- **Task details**:
Tally the lines that include the word "intended" and reply with nothing but the total.

- **Provided entries**:

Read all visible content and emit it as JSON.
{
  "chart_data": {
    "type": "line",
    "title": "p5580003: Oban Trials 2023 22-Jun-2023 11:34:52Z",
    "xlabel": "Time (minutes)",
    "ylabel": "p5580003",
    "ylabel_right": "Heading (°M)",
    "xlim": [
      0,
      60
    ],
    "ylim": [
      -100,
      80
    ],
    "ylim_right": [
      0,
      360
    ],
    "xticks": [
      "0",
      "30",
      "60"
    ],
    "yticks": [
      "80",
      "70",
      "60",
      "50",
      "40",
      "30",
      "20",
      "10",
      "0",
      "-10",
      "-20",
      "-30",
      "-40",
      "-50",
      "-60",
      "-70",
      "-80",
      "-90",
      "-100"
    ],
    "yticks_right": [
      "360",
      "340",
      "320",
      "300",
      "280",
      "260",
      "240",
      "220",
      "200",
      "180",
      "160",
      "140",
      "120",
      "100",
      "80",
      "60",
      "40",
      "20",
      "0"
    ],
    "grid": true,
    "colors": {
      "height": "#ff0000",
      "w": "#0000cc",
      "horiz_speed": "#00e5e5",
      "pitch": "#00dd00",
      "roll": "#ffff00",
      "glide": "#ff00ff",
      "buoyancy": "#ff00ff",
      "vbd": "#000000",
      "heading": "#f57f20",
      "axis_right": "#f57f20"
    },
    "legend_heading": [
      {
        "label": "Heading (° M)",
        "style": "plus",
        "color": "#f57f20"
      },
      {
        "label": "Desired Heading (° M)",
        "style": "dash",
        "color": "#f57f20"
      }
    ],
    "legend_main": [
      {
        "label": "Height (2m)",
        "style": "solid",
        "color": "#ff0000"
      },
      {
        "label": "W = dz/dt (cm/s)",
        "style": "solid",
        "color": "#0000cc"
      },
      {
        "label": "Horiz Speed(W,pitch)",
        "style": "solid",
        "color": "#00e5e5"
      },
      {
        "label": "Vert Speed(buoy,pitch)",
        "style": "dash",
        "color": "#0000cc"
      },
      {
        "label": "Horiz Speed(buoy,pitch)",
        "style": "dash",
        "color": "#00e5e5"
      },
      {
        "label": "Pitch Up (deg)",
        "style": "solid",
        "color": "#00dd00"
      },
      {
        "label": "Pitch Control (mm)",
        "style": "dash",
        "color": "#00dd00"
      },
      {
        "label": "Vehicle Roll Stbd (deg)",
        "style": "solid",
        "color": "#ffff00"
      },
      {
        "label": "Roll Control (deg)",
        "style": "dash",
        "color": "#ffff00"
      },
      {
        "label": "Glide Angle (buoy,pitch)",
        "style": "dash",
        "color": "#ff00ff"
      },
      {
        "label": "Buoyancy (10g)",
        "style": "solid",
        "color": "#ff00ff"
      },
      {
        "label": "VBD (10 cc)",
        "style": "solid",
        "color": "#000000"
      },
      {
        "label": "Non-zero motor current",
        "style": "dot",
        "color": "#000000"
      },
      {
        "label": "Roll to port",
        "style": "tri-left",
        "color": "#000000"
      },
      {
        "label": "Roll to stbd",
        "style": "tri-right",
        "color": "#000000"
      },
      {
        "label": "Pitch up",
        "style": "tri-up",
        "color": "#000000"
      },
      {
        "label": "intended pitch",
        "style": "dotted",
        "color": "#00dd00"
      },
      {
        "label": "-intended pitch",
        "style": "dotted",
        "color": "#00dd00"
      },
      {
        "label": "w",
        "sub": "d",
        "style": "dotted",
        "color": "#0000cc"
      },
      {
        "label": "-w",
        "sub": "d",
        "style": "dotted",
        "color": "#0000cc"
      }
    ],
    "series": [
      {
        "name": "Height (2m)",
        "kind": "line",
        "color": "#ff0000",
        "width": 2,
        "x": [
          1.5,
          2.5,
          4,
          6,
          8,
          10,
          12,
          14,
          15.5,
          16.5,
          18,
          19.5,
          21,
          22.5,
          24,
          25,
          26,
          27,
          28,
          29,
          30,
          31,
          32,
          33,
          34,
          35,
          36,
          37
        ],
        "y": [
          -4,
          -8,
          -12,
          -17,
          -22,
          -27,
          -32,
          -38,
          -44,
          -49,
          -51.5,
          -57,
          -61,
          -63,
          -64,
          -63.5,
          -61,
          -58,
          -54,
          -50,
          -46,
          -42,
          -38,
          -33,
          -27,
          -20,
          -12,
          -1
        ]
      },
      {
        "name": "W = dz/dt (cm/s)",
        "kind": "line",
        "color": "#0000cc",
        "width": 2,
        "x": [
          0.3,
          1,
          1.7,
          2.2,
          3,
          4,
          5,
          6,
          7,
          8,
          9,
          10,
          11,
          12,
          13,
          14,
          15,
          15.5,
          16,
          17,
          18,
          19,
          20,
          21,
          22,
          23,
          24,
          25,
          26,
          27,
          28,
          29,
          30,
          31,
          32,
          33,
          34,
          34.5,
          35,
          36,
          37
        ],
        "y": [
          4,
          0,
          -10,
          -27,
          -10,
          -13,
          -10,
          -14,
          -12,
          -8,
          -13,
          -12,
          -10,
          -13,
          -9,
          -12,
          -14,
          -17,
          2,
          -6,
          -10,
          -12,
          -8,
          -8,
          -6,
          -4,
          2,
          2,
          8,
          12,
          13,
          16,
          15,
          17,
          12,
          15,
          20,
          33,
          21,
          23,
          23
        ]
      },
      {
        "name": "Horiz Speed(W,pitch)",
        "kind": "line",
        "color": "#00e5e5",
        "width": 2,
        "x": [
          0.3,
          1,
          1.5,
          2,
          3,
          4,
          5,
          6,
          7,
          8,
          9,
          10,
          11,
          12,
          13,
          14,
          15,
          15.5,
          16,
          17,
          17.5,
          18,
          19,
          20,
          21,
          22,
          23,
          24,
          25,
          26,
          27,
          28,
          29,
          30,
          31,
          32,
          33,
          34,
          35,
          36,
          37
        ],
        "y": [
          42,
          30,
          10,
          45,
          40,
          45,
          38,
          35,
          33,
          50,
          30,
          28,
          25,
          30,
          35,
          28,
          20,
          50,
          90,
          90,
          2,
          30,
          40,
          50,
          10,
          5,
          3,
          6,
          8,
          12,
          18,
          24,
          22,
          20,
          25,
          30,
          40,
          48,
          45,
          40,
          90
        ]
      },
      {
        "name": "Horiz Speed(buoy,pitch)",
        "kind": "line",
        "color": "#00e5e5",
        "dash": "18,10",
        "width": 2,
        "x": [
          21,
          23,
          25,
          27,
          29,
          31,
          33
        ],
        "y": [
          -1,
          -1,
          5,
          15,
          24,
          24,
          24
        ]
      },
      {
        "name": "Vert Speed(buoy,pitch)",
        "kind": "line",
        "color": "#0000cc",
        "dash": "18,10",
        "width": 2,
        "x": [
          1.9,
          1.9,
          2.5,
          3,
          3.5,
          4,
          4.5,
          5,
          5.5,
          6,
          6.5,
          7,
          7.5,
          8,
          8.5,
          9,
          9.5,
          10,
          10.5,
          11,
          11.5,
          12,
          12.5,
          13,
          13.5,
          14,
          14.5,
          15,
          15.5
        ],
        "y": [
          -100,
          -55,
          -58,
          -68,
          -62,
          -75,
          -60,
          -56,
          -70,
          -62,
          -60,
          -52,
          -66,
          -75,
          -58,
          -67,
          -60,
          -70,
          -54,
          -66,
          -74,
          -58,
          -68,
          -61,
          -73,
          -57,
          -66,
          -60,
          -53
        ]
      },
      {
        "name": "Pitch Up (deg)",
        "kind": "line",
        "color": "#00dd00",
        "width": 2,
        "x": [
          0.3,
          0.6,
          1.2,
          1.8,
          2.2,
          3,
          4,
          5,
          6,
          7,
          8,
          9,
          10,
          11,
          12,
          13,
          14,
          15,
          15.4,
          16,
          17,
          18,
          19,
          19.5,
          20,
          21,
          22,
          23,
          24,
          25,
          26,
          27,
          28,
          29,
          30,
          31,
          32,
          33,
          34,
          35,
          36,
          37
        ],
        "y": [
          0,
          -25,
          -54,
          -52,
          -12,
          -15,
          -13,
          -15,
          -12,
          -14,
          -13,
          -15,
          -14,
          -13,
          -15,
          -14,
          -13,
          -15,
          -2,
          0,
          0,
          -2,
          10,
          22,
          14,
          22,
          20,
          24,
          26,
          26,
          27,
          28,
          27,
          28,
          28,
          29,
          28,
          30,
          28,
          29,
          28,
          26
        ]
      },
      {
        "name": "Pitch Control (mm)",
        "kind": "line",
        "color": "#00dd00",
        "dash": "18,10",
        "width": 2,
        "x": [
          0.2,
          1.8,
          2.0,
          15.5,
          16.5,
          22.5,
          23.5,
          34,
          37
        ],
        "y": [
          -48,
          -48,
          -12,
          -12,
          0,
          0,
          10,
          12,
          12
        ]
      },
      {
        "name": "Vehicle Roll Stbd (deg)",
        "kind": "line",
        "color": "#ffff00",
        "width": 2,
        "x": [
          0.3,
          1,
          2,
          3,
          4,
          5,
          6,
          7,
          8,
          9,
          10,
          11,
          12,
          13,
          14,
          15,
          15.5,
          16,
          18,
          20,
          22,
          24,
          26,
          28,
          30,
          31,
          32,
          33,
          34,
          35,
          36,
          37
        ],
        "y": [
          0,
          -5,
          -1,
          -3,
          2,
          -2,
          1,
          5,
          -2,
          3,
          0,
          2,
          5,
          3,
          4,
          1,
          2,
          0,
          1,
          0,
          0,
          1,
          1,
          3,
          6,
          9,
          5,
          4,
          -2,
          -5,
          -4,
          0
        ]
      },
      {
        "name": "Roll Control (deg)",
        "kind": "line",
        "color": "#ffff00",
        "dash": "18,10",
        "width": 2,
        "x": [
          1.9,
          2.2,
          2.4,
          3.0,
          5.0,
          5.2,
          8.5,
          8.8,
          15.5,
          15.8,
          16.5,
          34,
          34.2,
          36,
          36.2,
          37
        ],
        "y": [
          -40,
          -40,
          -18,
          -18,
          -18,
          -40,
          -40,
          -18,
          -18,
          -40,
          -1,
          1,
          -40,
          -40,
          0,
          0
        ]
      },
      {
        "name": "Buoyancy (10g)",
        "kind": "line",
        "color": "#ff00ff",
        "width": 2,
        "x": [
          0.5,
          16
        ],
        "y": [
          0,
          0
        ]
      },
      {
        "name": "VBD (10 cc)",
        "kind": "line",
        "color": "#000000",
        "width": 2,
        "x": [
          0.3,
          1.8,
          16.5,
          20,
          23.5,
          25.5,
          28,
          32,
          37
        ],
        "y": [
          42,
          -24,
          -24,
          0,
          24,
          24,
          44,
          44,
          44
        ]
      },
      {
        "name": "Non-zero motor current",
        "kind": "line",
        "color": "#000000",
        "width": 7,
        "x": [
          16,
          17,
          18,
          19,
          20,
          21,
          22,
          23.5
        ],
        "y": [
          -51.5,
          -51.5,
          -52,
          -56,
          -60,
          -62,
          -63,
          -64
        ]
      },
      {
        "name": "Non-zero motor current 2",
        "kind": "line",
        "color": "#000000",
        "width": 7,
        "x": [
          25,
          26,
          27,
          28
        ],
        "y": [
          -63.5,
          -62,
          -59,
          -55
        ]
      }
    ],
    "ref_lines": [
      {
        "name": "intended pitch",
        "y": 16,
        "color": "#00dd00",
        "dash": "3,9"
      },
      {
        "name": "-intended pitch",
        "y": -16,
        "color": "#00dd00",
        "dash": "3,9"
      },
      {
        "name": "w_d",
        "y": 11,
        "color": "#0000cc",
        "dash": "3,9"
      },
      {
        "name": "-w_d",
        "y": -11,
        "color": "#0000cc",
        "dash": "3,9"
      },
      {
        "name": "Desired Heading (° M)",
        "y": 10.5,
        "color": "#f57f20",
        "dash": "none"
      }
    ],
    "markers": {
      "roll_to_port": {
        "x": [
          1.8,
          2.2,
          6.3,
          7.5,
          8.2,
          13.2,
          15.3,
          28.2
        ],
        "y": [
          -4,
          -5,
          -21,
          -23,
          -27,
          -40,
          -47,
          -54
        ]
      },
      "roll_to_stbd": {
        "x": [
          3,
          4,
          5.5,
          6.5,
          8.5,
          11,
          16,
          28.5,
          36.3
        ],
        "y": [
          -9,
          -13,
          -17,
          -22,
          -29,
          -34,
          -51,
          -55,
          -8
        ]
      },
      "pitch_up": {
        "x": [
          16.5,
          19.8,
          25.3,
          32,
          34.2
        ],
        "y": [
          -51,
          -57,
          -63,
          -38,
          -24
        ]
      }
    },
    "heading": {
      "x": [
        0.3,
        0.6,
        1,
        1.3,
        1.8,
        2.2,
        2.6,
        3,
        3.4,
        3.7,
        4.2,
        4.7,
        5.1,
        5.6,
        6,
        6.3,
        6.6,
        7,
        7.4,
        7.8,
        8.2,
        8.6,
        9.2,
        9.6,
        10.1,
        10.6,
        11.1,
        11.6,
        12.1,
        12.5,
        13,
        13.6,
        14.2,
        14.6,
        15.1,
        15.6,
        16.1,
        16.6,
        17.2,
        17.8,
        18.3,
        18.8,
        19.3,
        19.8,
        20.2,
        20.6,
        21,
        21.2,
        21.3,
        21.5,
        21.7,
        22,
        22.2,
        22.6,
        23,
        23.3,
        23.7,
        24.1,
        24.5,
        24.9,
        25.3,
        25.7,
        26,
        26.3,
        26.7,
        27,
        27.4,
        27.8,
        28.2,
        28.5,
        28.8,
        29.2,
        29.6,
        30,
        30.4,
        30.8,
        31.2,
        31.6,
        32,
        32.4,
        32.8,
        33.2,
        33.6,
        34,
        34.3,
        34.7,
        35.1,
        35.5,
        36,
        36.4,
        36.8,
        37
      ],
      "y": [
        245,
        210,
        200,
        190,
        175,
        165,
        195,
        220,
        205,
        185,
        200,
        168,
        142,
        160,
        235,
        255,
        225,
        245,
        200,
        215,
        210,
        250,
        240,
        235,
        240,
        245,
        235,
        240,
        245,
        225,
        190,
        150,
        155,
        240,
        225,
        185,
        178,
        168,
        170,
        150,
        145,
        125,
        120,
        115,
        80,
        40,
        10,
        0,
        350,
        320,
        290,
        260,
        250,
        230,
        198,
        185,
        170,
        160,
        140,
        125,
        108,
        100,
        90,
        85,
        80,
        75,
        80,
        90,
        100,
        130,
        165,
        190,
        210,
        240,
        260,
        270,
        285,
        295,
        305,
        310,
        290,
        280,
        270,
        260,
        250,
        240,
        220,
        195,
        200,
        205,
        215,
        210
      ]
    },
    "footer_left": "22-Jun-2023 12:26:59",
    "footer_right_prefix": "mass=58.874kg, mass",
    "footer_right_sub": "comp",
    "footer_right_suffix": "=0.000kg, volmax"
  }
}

- **Result of the task**:
4